• [Exercise prompt]
Your task is to locate every line holding the string "false" and to copy each of them.

• [Supplied material]

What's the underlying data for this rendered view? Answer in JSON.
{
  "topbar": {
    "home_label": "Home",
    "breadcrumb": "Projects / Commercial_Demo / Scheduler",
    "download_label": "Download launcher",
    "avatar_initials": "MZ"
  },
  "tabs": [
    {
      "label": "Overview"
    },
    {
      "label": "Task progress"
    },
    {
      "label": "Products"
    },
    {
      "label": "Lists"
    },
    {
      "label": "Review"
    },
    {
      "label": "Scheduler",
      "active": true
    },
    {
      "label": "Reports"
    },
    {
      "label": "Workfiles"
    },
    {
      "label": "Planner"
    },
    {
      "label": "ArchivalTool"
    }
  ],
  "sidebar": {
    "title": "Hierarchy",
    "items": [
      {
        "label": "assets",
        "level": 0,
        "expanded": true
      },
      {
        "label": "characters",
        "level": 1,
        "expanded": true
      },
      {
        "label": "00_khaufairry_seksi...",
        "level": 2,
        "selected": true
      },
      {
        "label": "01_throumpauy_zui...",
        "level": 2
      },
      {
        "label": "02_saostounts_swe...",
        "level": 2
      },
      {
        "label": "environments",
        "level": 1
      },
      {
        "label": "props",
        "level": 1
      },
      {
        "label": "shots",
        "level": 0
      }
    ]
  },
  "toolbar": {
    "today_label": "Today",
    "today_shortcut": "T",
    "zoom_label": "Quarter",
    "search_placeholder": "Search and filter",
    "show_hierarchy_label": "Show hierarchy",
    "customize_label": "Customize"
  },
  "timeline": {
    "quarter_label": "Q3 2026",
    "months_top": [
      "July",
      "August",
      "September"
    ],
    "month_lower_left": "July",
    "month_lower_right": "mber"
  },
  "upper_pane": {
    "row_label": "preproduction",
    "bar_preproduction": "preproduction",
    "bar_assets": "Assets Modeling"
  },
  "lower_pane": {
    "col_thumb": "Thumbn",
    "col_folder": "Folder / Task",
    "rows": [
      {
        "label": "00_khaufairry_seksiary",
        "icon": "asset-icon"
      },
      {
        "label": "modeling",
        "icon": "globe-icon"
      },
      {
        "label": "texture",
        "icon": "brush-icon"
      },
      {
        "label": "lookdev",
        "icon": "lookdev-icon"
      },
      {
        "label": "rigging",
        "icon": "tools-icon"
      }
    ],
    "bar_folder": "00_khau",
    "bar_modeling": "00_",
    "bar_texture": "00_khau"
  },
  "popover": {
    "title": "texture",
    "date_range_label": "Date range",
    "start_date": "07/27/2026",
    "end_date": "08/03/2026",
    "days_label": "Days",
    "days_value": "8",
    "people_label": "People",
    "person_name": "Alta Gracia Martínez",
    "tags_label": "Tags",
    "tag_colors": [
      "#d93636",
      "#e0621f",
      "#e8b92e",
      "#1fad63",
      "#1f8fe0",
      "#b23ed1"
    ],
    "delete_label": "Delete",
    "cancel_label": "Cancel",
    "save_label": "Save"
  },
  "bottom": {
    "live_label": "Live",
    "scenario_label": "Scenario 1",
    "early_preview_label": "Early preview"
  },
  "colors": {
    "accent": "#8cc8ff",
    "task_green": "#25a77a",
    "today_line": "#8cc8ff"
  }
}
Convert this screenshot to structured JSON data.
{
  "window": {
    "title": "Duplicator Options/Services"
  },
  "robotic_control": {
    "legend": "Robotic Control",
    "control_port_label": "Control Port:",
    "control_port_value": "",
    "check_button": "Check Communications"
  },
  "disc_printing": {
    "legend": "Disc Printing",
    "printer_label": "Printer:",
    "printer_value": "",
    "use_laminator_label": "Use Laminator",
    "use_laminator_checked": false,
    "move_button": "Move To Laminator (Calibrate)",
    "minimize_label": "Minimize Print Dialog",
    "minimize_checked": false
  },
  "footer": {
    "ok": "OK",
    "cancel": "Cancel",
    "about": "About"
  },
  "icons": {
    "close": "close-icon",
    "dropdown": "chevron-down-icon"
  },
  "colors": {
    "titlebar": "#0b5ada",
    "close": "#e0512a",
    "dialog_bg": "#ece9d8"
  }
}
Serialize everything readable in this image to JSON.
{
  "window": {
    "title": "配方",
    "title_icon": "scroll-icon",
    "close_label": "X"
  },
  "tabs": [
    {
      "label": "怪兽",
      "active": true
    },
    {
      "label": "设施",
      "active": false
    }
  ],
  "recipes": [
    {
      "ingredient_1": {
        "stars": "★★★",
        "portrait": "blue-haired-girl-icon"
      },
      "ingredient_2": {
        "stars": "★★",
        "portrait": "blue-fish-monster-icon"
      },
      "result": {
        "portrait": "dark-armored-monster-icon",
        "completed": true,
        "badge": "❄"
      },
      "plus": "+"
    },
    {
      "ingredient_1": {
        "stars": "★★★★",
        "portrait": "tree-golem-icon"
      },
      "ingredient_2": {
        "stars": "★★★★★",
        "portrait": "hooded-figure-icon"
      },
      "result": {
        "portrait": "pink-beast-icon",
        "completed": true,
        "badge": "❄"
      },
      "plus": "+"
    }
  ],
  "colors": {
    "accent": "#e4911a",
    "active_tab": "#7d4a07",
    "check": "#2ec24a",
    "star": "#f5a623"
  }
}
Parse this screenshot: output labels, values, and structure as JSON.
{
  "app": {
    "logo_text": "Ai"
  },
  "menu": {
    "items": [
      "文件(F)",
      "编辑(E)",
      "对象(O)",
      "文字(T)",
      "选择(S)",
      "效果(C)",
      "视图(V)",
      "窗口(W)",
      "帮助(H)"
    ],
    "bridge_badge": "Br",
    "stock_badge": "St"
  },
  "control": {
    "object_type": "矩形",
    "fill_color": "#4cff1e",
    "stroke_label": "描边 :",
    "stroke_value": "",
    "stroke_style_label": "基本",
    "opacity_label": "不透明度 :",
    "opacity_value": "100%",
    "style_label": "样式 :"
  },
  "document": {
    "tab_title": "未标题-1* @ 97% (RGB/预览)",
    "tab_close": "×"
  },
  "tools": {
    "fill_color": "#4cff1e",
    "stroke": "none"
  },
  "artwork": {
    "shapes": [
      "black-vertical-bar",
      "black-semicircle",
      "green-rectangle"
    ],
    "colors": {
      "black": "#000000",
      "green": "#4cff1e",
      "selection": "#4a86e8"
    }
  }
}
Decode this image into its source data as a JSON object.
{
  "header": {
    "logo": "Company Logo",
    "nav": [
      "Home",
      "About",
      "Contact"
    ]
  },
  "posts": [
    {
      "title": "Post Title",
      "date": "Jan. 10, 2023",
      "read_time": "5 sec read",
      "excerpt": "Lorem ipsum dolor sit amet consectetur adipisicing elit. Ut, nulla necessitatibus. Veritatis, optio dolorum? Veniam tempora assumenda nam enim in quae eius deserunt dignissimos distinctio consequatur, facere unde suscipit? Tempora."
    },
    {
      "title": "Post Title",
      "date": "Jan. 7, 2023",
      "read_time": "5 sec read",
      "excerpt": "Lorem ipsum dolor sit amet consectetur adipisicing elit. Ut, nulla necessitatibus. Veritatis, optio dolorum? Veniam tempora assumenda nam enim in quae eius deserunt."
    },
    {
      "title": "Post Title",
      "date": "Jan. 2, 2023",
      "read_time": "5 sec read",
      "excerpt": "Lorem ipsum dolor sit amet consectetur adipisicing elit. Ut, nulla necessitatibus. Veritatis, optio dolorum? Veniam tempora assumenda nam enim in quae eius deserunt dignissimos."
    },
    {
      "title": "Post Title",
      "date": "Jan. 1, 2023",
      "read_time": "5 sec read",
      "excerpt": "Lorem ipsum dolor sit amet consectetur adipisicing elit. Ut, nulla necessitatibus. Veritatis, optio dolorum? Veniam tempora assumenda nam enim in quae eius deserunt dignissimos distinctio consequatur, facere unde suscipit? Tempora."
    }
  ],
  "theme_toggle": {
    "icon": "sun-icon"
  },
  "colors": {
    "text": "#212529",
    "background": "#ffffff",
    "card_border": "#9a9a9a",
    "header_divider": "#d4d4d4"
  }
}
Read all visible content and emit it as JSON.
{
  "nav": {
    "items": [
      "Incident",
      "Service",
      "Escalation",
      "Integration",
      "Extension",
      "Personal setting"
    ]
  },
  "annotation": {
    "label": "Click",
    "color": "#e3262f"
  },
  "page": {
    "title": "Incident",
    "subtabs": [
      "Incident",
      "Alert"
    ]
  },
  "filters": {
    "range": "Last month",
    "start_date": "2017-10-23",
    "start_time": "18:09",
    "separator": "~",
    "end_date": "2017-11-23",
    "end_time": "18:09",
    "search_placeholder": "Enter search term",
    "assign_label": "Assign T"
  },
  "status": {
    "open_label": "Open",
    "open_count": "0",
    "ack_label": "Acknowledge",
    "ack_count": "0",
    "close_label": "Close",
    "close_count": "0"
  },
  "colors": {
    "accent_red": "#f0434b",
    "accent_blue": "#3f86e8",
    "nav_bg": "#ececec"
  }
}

• [Answer to this problem]
    "use_laminator_checked": false,
    "minimize_checked": false
      "active": false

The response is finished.